What is expected:
Report only the number of lines in this material that include the string "Crítica".

Data for this task:
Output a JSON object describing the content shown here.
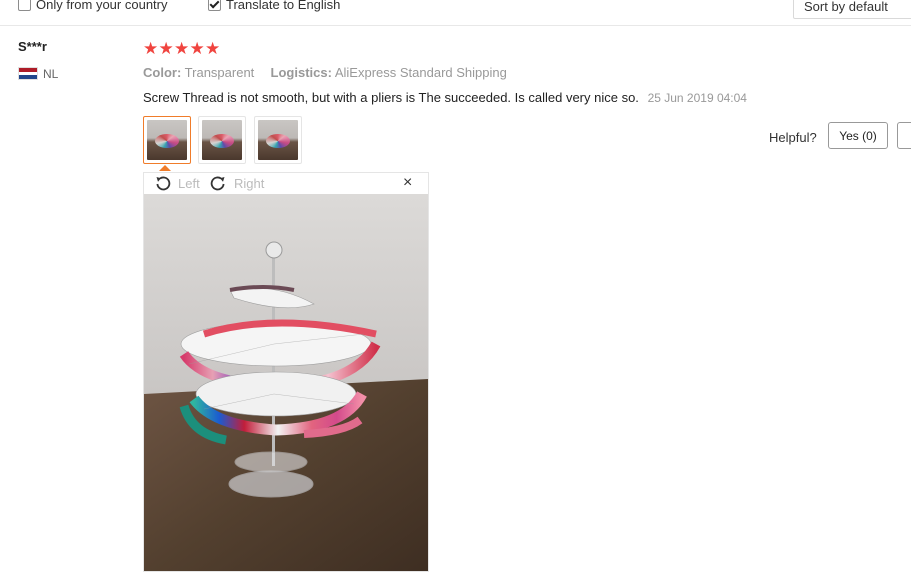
{
  "filters": {
    "only_country": {
      "label": "Only from your country",
      "checked": false
    },
    "translate": {
      "label": "Translate to English",
      "checked": true
    },
    "sort": "Sort by default"
  },
  "review": {
    "user": "S***r",
    "country_code": "NL",
    "rating": 5,
    "star_glyph": "★",
    "color_key": "Color:",
    "color_value": "Transparent",
    "logistics_key": "Logistics:",
    "logistics_value": "AliExpress Standard Shipping",
    "text": "Screw Thread is not smooth, but with a pliers is The succeeded. Is called very nice so.",
    "date": "25 Jun 2019 04:04",
    "thumbnails": 3,
    "helpful_label": "Helpful?",
    "yes_label": "Yes (0)"
  },
  "viewer": {
    "rotate_left": "Left",
    "rotate_right": "Right",
    "close": "×"
  },
  "colors": {
    "star": "#f0443f",
    "active_thumb": "#f07c2a",
    "muted": "#999999"
  }
}
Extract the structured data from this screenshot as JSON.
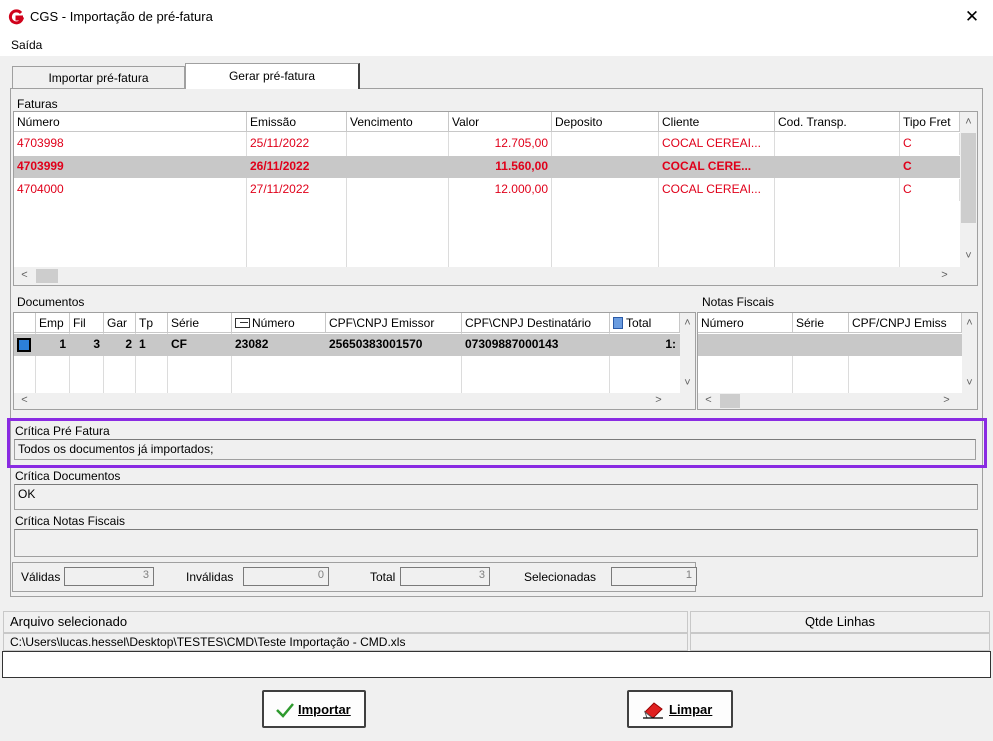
{
  "window": {
    "title": "CGS - Importação de pré-fatura",
    "close_glyph": "✕"
  },
  "menu": {
    "items": [
      "Saída"
    ]
  },
  "tabs": [
    {
      "label": "Importar pré-fatura",
      "active": false
    },
    {
      "label": "Gerar pré-fatura",
      "active": true
    }
  ],
  "faturas": {
    "label": "Faturas",
    "columns": [
      "Número",
      "Emissão",
      "Vencimento",
      "Valor",
      "Deposito",
      "Cliente",
      "Cod. Transp.",
      "Tipo Fret"
    ],
    "rows": [
      {
        "numero": "4703998",
        "emissao": "25/11/2022",
        "vencimento": "",
        "valor": "12.705,00",
        "deposito": "",
        "cliente": "COCAL CEREAI...",
        "cod_transp": "",
        "tipo_frete": "C",
        "selected": false
      },
      {
        "numero": "4703999",
        "emissao": "26/11/2022",
        "vencimento": "",
        "valor": "11.560,00",
        "deposito": "",
        "cliente": "COCAL CERE...",
        "cod_transp": "",
        "tipo_frete": "C",
        "selected": true
      },
      {
        "numero": "4704000",
        "emissao": "27/11/2022",
        "vencimento": "",
        "valor": "12.000,00",
        "deposito": "",
        "cliente": "COCAL CEREAI...",
        "cod_transp": "",
        "tipo_frete": "C",
        "selected": false
      }
    ]
  },
  "documentos": {
    "label": "Documentos",
    "columns": [
      "Emp",
      "Fil",
      "Gar",
      "Tp",
      "Série",
      "Número",
      "CPF\\CNPJ Emissor",
      "CPF\\CNPJ Destinatário",
      "Total"
    ],
    "rows": [
      {
        "emp": "1",
        "fil": "3",
        "gar": "2",
        "tp": "1",
        "serie": "CF",
        "numero": "23082",
        "cpf_emissor": "25650383001570",
        "cpf_destinatario": "07309887000143",
        "total": "1:"
      }
    ]
  },
  "notas_fiscais": {
    "label": "Notas Fiscais",
    "columns": [
      "Número",
      "Série",
      "CPF/CNPJ Emiss"
    ]
  },
  "criticas": {
    "pre_fatura": {
      "label": "Crítica Pré Fatura",
      "value": "Todos os documentos já importados;"
    },
    "documentos": {
      "label": "Crítica Documentos",
      "value": "OK"
    },
    "notas_fiscais": {
      "label": "Crítica Notas Fiscais",
      "value": ""
    }
  },
  "totais": {
    "validas_label": "Válidas",
    "validas": "3",
    "invalidas_label": "Inválidas",
    "invalidas": "0",
    "total_label": "Total",
    "total": "3",
    "selecionadas_label": "Selecionadas",
    "selecionadas": "1"
  },
  "status": {
    "arquivo_label": "Arquivo selecionado",
    "qtde_label": "Qtde Linhas",
    "arquivo_path": "C:\\Users\\lucas.hessel\\Desktop\\TESTES\\CMD\\Teste Importação - CMD.xls",
    "qtde_value": ""
  },
  "buttons": {
    "importar_label": "Importar",
    "limpar_label": "Limpar"
  },
  "colors": {
    "accent_highlight": "#8a2be2",
    "error_red": "#e0001a",
    "selected_row": "#c8c8c8"
  }
}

Solved problem:
3